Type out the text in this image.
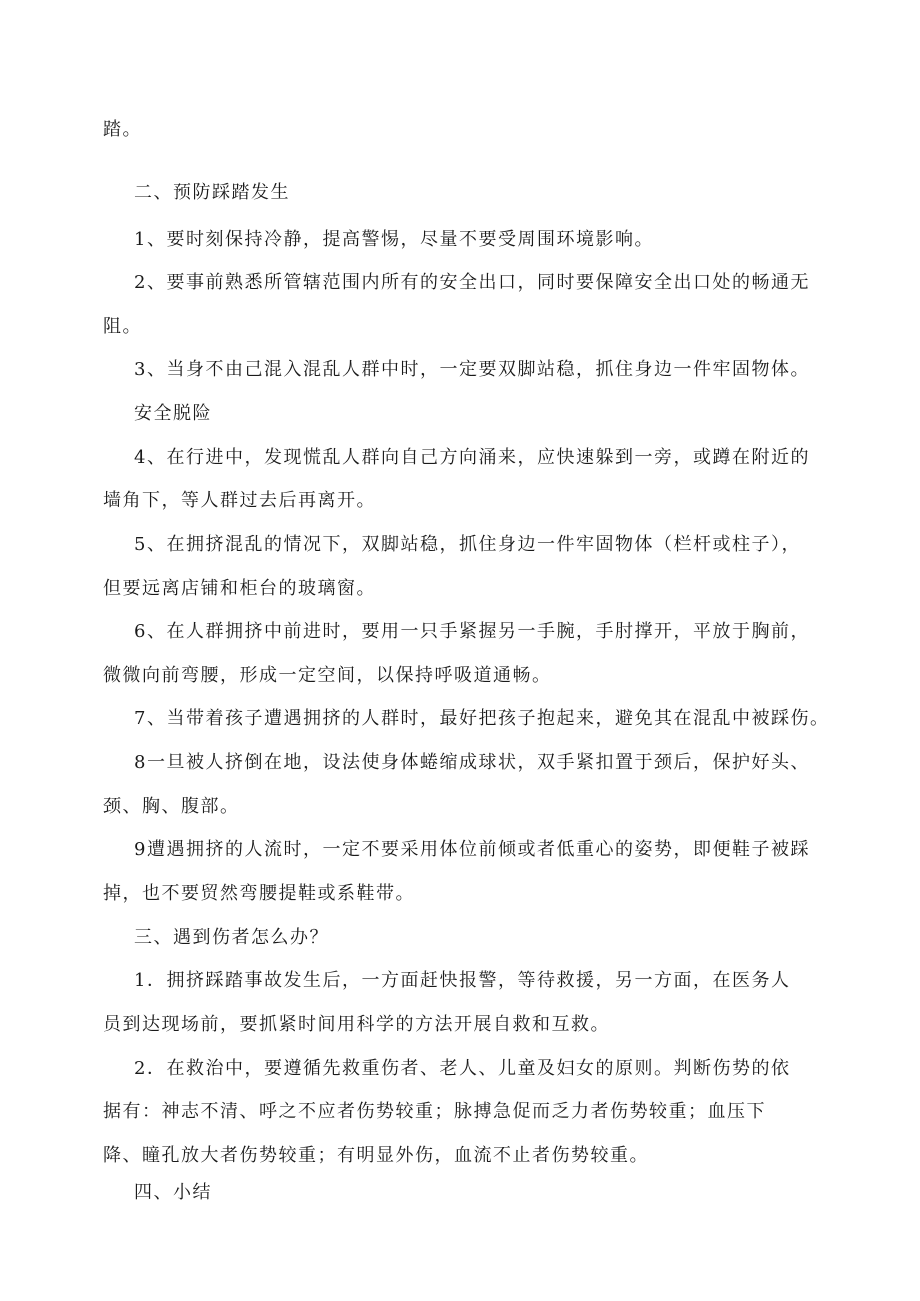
踏。

二、预防踩踏发生

1、要时刻保持冷静，提高警惕，尽量不要受周围环境影响。

2、要事前熟悉所管辖范围内所有的安全出口，同时要保障安全出口处的畅通无

阻。

3、当身不由己混入混乱人群中时，一定要双脚站稳，抓住身边一件牢固物体。

安全脱险

4、在行进中，发现慌乱人群向自己方向涌来，应快速躲到一旁，或蹲在附近的

墙角下，等人群过去后再离开。

5、在拥挤混乱的情况下，双脚站稳，抓住身边一件牢固物体（栏杆或柱子），

但要远离店铺和柜台的玻璃窗。

6、在人群拥挤中前进时，要用一只手紧握另一手腕，手肘撑开，平放于胸前，

微微向前弯腰，形成一定空间，以保持呼吸道通畅。

7、当带着孩子遭遇拥挤的人群时，最好把孩子抱起来，避免其在混乱中被踩伤。

8一旦被人挤倒在地，设法使身体蜷缩成球状，双手紧扣置于颈后，保护好头、

颈、胸、腹部。

9遭遇拥挤的人流时，一定不要采用体位前倾或者低重心的姿势，即便鞋子被踩

掉，也不要贸然弯腰提鞋或系鞋带。

三、遇到伤者怎么办？

1．拥挤踩踏事故发生后，一方面赶快报警，等待救援，另一方面，在医务人

员到达现场前，要抓紧时间用科学的方法开展自救和互救。

2．在救治中，要遵循先救重伤者、老人、儿童及妇女的原则。判断伤势的依

据有：神志不清、呼之不应者伤势较重；脉搏急促而乏力者伤势较重；血压下

降、瞳孔放大者伤势较重；有明显外伤，血流不止者伤势较重。

四、小结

#### Exercise instructions
Determine the number of lines containing "抓住身边一件牢固物体". Write only that number.

#### Result of the exercise
2